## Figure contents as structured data
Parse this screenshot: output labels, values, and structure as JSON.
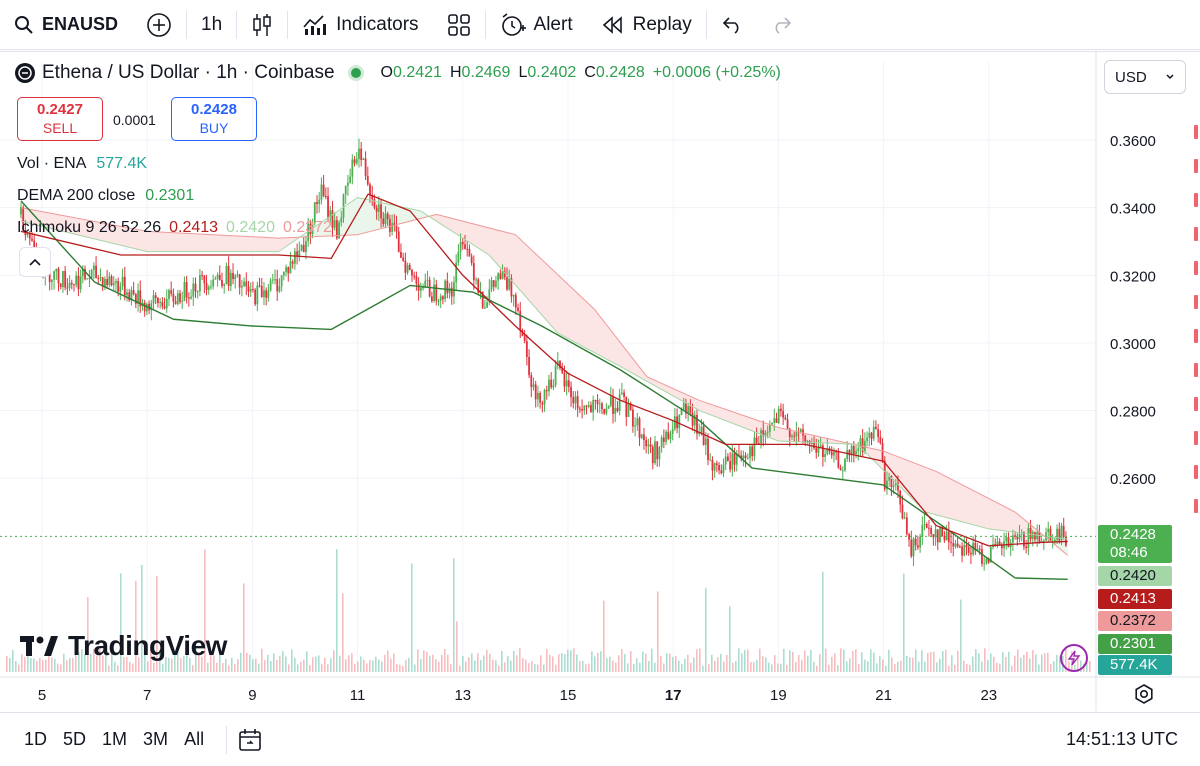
{
  "toolbar": {
    "symbol": "ENAUSD",
    "interval": "1h",
    "indicators_label": "Indicators",
    "alert_label": "Alert",
    "replay_label": "Replay"
  },
  "legend": {
    "title": "Ethena / US Dollar · 1h · Coinbase",
    "ohlc": {
      "o_key": "O",
      "o": "0.2421",
      "h_key": "H",
      "h": "0.2469",
      "l_key": "L",
      "l": "0.2402",
      "c_key": "C",
      "c": "0.2428",
      "change": "+0.0006 (+0.25%)"
    },
    "sell": {
      "price": "0.2427",
      "label": "SELL"
    },
    "buy": {
      "price": "0.2428",
      "label": "BUY"
    },
    "spread": "0.0001",
    "vol": {
      "name": "Vol · ENA",
      "value": "577.4K"
    },
    "dema": {
      "name": "DEMA 200 close",
      "value": "0.2301"
    },
    "ichimoku": {
      "name": "Ichimoku 9 26 52 26",
      "v1": "0.2413",
      "v2": "0.2420",
      "v3": "0.2372"
    }
  },
  "currency": "USD",
  "price_axis_labels": [
    "0.3600",
    "0.3400",
    "0.3200",
    "0.3000",
    "0.2800",
    "0.2600"
  ],
  "price_tags": [
    {
      "text": "0.2428",
      "color": "#4caf50",
      "value": 0.2428
    },
    {
      "text": "08:46",
      "color": "#4caf50"
    },
    {
      "text": "0.2420",
      "color": "#a5d6a7",
      "value": 0.242
    },
    {
      "text": "0.2413",
      "color": "#b71c1c",
      "value": 0.2413
    },
    {
      "text": "0.2372",
      "color": "#ef9a9a",
      "value": 0.2372
    },
    {
      "text": "0.2301",
      "color": "#43a047",
      "value": 0.2301
    },
    {
      "text": "577.4K",
      "color": "#26a69a"
    }
  ],
  "time_axis_labels": [
    "5",
    "7",
    "9",
    "11",
    "13",
    "15",
    "17",
    "19",
    "21",
    "23"
  ],
  "brand": "TradingView",
  "bottom": {
    "ranges": [
      "1D",
      "5D",
      "1M",
      "3M",
      "All"
    ],
    "clock": "14:51:13 UTC"
  },
  "colors": {
    "up": "#4caf50",
    "down": "#e0323e",
    "dema": "#2e7d32",
    "tenkan": "#b71c1c",
    "kijun": "#ef9a9a",
    "span_a": "#a5d6a7",
    "cloud_bear": "#fbe0e0",
    "cloud_bull": "#e6f4e7"
  },
  "chart_data": {
    "type": "candlestick",
    "title": "Ethena / US Dollar · 1h · Coinbase",
    "x_axis": [
      "5",
      "7",
      "9",
      "11",
      "13",
      "15",
      "17",
      "19",
      "21",
      "23"
    ],
    "y_range": [
      0.235,
      0.368
    ],
    "close_path": [
      [
        4.6,
        0.338
      ],
      [
        5.0,
        0.322
      ],
      [
        5.5,
        0.318
      ],
      [
        6.0,
        0.32
      ],
      [
        6.5,
        0.317
      ],
      [
        7.0,
        0.311
      ],
      [
        7.5,
        0.313
      ],
      [
        8.0,
        0.318
      ],
      [
        8.5,
        0.32
      ],
      [
        9.0,
        0.314
      ],
      [
        9.5,
        0.318
      ],
      [
        10.0,
        0.33
      ],
      [
        10.3,
        0.345
      ],
      [
        10.6,
        0.333
      ],
      [
        11.0,
        0.358
      ],
      [
        11.3,
        0.343
      ],
      [
        11.7,
        0.332
      ],
      [
        12.0,
        0.32
      ],
      [
        12.4,
        0.315
      ],
      [
        12.8,
        0.316
      ],
      [
        13.0,
        0.332
      ],
      [
        13.4,
        0.312
      ],
      [
        13.7,
        0.32
      ],
      [
        14.0,
        0.314
      ],
      [
        14.2,
        0.298
      ],
      [
        14.4,
        0.282
      ],
      [
        14.8,
        0.292
      ],
      [
        15.2,
        0.281
      ],
      [
        15.6,
        0.28
      ],
      [
        16.0,
        0.283
      ],
      [
        16.3,
        0.276
      ],
      [
        16.6,
        0.267
      ],
      [
        16.9,
        0.272
      ],
      [
        17.2,
        0.28
      ],
      [
        17.5,
        0.274
      ],
      [
        17.8,
        0.262
      ],
      [
        18.2,
        0.266
      ],
      [
        18.6,
        0.27
      ],
      [
        19.0,
        0.278
      ],
      [
        19.4,
        0.272
      ],
      [
        19.8,
        0.268
      ],
      [
        20.2,
        0.264
      ],
      [
        20.6,
        0.27
      ],
      [
        20.9,
        0.275
      ],
      [
        21.0,
        0.26
      ],
      [
        21.3,
        0.255
      ],
      [
        21.5,
        0.238
      ],
      [
        21.8,
        0.246
      ],
      [
        22.1,
        0.243
      ],
      [
        22.5,
        0.24
      ],
      [
        22.9,
        0.237
      ],
      [
        23.3,
        0.24
      ],
      [
        23.7,
        0.242
      ],
      [
        24.1,
        0.244
      ],
      [
        24.5,
        0.2428
      ]
    ],
    "series": [
      {
        "name": "DEMA 200 close",
        "points": [
          [
            4.6,
            0.342
          ],
          [
            6.0,
            0.318
          ],
          [
            7.5,
            0.307
          ],
          [
            9.0,
            0.305
          ],
          [
            10.5,
            0.304
          ],
          [
            12.0,
            0.317
          ],
          [
            13.2,
            0.315
          ],
          [
            14.5,
            0.305
          ],
          [
            16.0,
            0.292
          ],
          [
            17.5,
            0.277
          ],
          [
            18.5,
            0.263
          ],
          [
            19.5,
            0.261
          ],
          [
            21.0,
            0.258
          ],
          [
            22.2,
            0.245
          ],
          [
            23.5,
            0.2305
          ],
          [
            24.5,
            0.2301
          ]
        ]
      },
      {
        "name": "Ichimoku 9 26 52 26",
        "points": [
          [
            4.6,
            0.333
          ],
          [
            6.5,
            0.326
          ],
          [
            8.0,
            0.326
          ],
          [
            9.5,
            0.326
          ],
          [
            10.5,
            0.325
          ],
          [
            11.2,
            0.344
          ],
          [
            12.0,
            0.339
          ],
          [
            13.0,
            0.32
          ],
          [
            14.0,
            0.305
          ],
          [
            15.0,
            0.291
          ],
          [
            16.0,
            0.283
          ],
          [
            17.0,
            0.277
          ],
          [
            18.0,
            0.27
          ],
          [
            19.5,
            0.27
          ],
          [
            21.0,
            0.265
          ],
          [
            22.0,
            0.246
          ],
          [
            23.0,
            0.24
          ],
          [
            24.0,
            0.241
          ],
          [
            24.5,
            0.2413
          ]
        ]
      },
      {
        "name": "Ichimoku 9 26 52 26",
        "points": [
          [
            4.6,
            0.336
          ],
          [
            7.0,
            0.327
          ],
          [
            9.5,
            0.327
          ],
          [
            11.0,
            0.343
          ],
          [
            12.2,
            0.339
          ],
          [
            13.5,
            0.326
          ],
          [
            14.8,
            0.303
          ],
          [
            16.0,
            0.293
          ],
          [
            17.5,
            0.28
          ],
          [
            19.0,
            0.271
          ],
          [
            20.5,
            0.27
          ],
          [
            21.8,
            0.25
          ],
          [
            23.0,
            0.245
          ],
          [
            24.5,
            0.242
          ]
        ]
      },
      {
        "name": "Ichimoku 9 26 52 26",
        "points": [
          [
            4.6,
            0.34
          ],
          [
            7.0,
            0.333
          ],
          [
            9.5,
            0.331
          ],
          [
            11.0,
            0.332
          ],
          [
            12.5,
            0.338
          ],
          [
            14.0,
            0.332
          ],
          [
            15.5,
            0.31
          ],
          [
            16.5,
            0.29
          ],
          [
            17.5,
            0.283
          ],
          [
            19.0,
            0.275
          ],
          [
            21.0,
            0.268
          ],
          [
            22.0,
            0.262
          ],
          [
            23.5,
            0.25
          ],
          [
            24.5,
            0.2372
          ]
        ]
      }
    ],
    "last_price": 0.2428,
    "volume_last": "577.4K"
  }
}
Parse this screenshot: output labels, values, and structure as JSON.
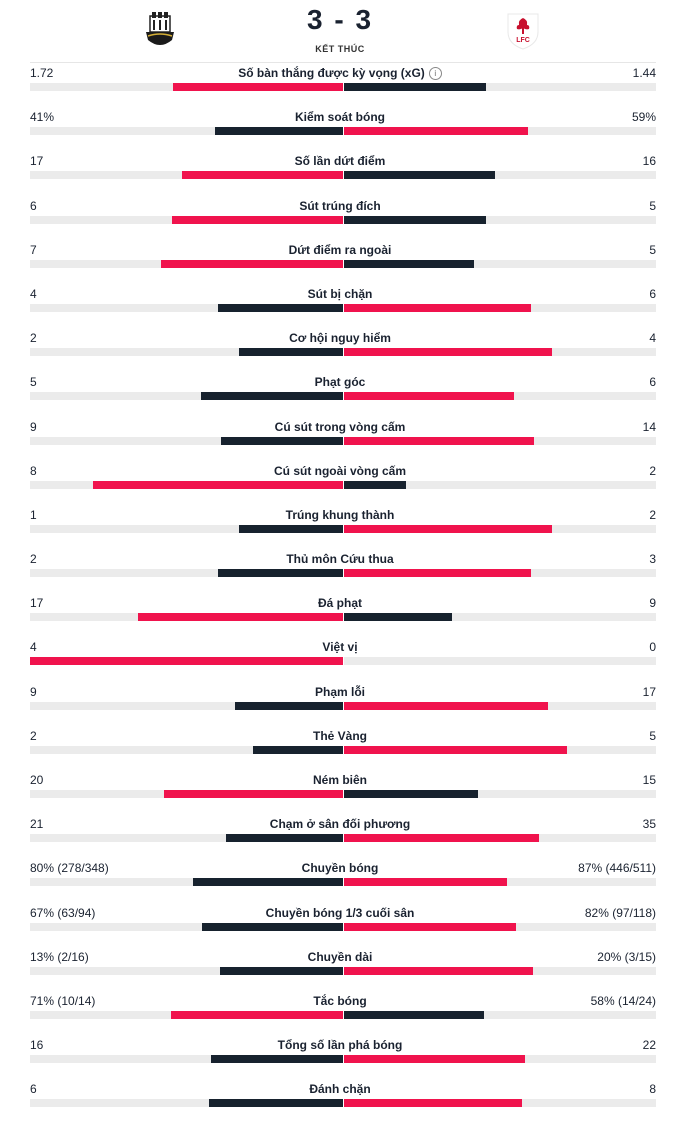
{
  "match": {
    "score": "3 - 3",
    "status": "KẾT THÚC",
    "home_crest": "newcastle-crest",
    "away_crest": "liverpool-crest",
    "away_crest_text": "LFC"
  },
  "colors": {
    "leader": "#f0134d",
    "other": "#17222e",
    "track": "#ebebeb"
  },
  "stats": [
    {
      "label": "Số bàn thắng được kỳ vọng (xG)",
      "home": "1.72",
      "away": "1.44",
      "home_share": 0.544,
      "away_share": 0.456,
      "info": true
    },
    {
      "label": "Kiểm soát bóng",
      "home": "41%",
      "away": "59%",
      "home_share": 0.41,
      "away_share": 0.59
    },
    {
      "label": "Số lần dứt điểm",
      "home": "17",
      "away": "16",
      "home_share": 0.515,
      "away_share": 0.485
    },
    {
      "label": "Sút trúng đích",
      "home": "6",
      "away": "5",
      "home_share": 0.545,
      "away_share": 0.455
    },
    {
      "label": "Dứt điểm ra ngoài",
      "home": "7",
      "away": "5",
      "home_share": 0.583,
      "away_share": 0.417
    },
    {
      "label": "Sút bị chặn",
      "home": "4",
      "away": "6",
      "home_share": 0.4,
      "away_share": 0.6
    },
    {
      "label": "Cơ hội nguy hiểm",
      "home": "2",
      "away": "4",
      "home_share": 0.333,
      "away_share": 0.667
    },
    {
      "label": "Phạt góc",
      "home": "5",
      "away": "6",
      "home_share": 0.455,
      "away_share": 0.545
    },
    {
      "label": "Cú sút trong vòng cấm",
      "home": "9",
      "away": "14",
      "home_share": 0.391,
      "away_share": 0.609
    },
    {
      "label": "Cú sút ngoài vòng cấm",
      "home": "8",
      "away": "2",
      "home_share": 0.8,
      "away_share": 0.2
    },
    {
      "label": "Trúng khung thành",
      "home": "1",
      "away": "2",
      "home_share": 0.333,
      "away_share": 0.667
    },
    {
      "label": "Thủ môn Cứu thua",
      "home": "2",
      "away": "3",
      "home_share": 0.4,
      "away_share": 0.6
    },
    {
      "label": "Đá phạt",
      "home": "17",
      "away": "9",
      "home_share": 0.654,
      "away_share": 0.346
    },
    {
      "label": "Việt vị",
      "home": "4",
      "away": "0",
      "home_share": 1.0,
      "away_share": 0.0
    },
    {
      "label": "Phạm lỗi",
      "home": "9",
      "away": "17",
      "home_share": 0.346,
      "away_share": 0.654
    },
    {
      "label": "Thẻ Vàng",
      "home": "2",
      "away": "5",
      "home_share": 0.286,
      "away_share": 0.714
    },
    {
      "label": "Ném biên",
      "home": "20",
      "away": "15",
      "home_share": 0.571,
      "away_share": 0.429
    },
    {
      "label": "Chạm ở sân đối phương",
      "home": "21",
      "away": "35",
      "home_share": 0.375,
      "away_share": 0.625
    },
    {
      "label": "Chuyền bóng",
      "home": "80% (278/348)",
      "away": "87% (446/511)",
      "home_share": 0.479,
      "away_share": 0.521
    },
    {
      "label": "Chuyền bóng 1/3 cuối sân",
      "home": "67% (63/94)",
      "away": "82% (97/118)",
      "home_share": 0.45,
      "away_share": 0.55
    },
    {
      "label": "Chuyền dài",
      "home": "13% (2/16)",
      "away": "20% (3/15)",
      "home_share": 0.394,
      "away_share": 0.606
    },
    {
      "label": "Tắc bóng",
      "home": "71% (10/14)",
      "away": "58% (14/24)",
      "home_share": 0.55,
      "away_share": 0.45
    },
    {
      "label": "Tổng số lần phá bóng",
      "home": "16",
      "away": "22",
      "home_share": 0.421,
      "away_share": 0.579
    },
    {
      "label": "Đánh chặn",
      "home": "6",
      "away": "8",
      "home_share": 0.429,
      "away_share": 0.571
    }
  ]
}
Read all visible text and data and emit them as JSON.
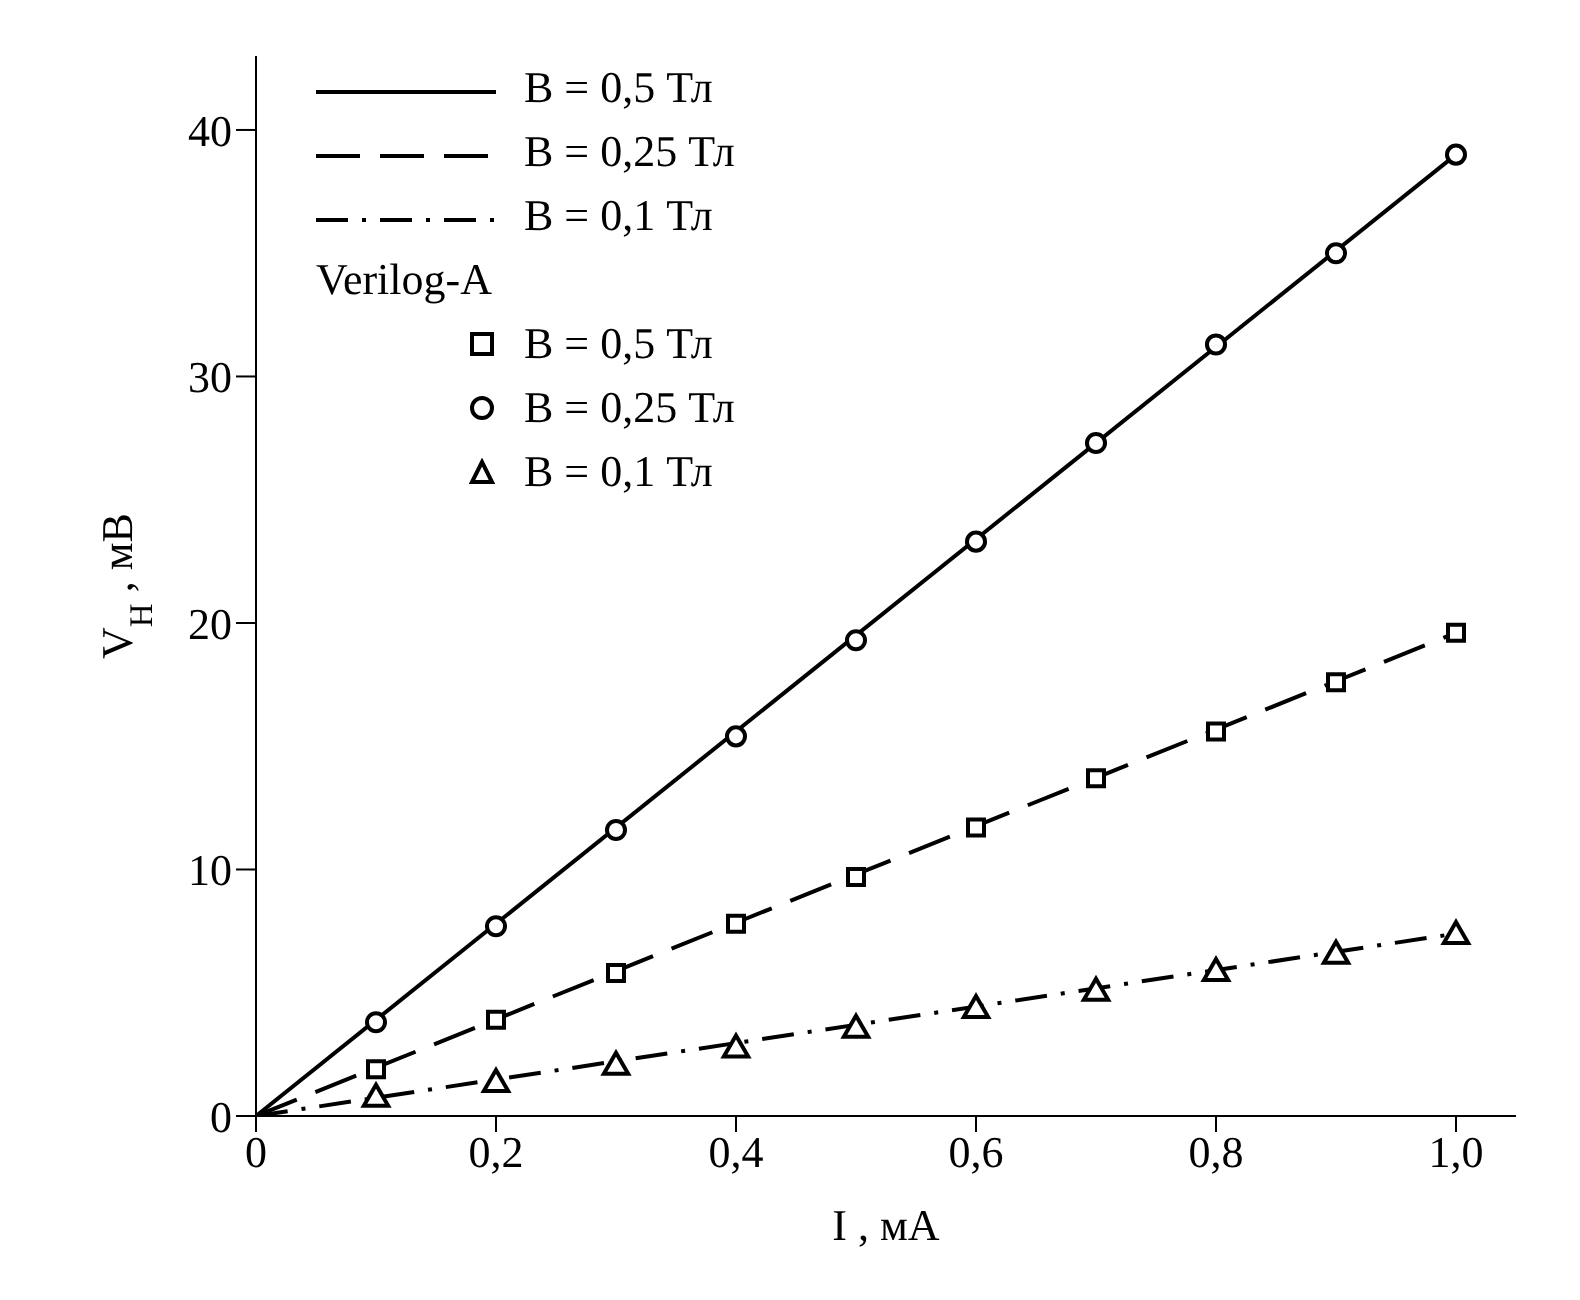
{
  "chart_data": {
    "type": "line",
    "xlabel": "I , мА",
    "ylabel": "V$_{H}$ , мВ",
    "legend_title": "Verilog-A",
    "legend": "top left",
    "grid": false,
    "xlim": [
      0,
      1.05
    ],
    "xticks": [
      0,
      {
        "value": 0.2,
        "label": "0,2"
      },
      {
        "value": 0.4,
        "label": "0,4"
      },
      {
        "value": 0.6,
        "label": "0,6"
      },
      {
        "value": 0.8,
        "label": "0,8"
      },
      {
        "value": 1.0,
        "label": "1,0"
      }
    ],
    "ylim": [
      0,
      43
    ],
    "yticks": [
      0,
      10,
      20,
      30,
      40
    ],
    "series": [
      {
        "name": "B = 0,5 Тл",
        "color": "#000000",
        "line_style": "solid",
        "marker": "none",
        "x": [
          0,
          1
        ],
        "values": [
          0,
          39
        ]
      },
      {
        "name": "B = 0,25 Тл",
        "color": "#000000",
        "line_style": "dashed",
        "marker": "none",
        "x": [
          0,
          1
        ],
        "values": [
          0,
          19.6
        ]
      },
      {
        "name": "B = 0,1 Тл",
        "color": "#000000",
        "line_style": "dashdot",
        "marker": "none",
        "x": [
          0,
          1
        ],
        "values": [
          0,
          7.4
        ]
      },
      {
        "name": "B = 0,5 Тл",
        "type": "scatter",
        "color": "#000000",
        "marker": "square",
        "x": [
          0.1,
          0.2,
          0.3,
          0.4,
          0.5,
          0.6,
          0.7,
          0.8,
          0.9,
          1.0
        ],
        "values": [
          1.9,
          3.9,
          5.8,
          7.8,
          9.7,
          11.7,
          13.7,
          15.6,
          17.6,
          19.6
        ]
      },
      {
        "name": "B = 0,25 Тл",
        "type": "scatter",
        "color": "#000000",
        "marker": "circle",
        "x": [
          0.1,
          0.2,
          0.3,
          0.4,
          0.5,
          0.6,
          0.7,
          0.8,
          0.9,
          1.0
        ],
        "values": [
          3.8,
          7.7,
          11.6,
          15.4,
          19.3,
          23.3,
          27.3,
          31.3,
          35.0,
          39.0
        ]
      },
      {
        "name": "B = 0,1 Тл",
        "type": "scatter",
        "color": "#000000",
        "marker": "triangle",
        "x": [
          0.1,
          0.2,
          0.3,
          0.4,
          0.5,
          0.6,
          0.7,
          0.8,
          0.9,
          1.0
        ],
        "values": [
          0.7,
          1.3,
          2.0,
          2.7,
          3.5,
          4.3,
          5.0,
          5.8,
          6.5,
          7.3
        ]
      }
    ]
  }
}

## Problem description
Select the lines in this material that hold the word "bóng", leaving none out.

## Task solution
      "label": "Kiểm soát bóng",
      "label": "Chuyền bóng",
      "label": "Chuyền bóng 1/3 cuối sân",
      "label": "Tắc bóng",
      "label": "Tổng số lần phá bóng",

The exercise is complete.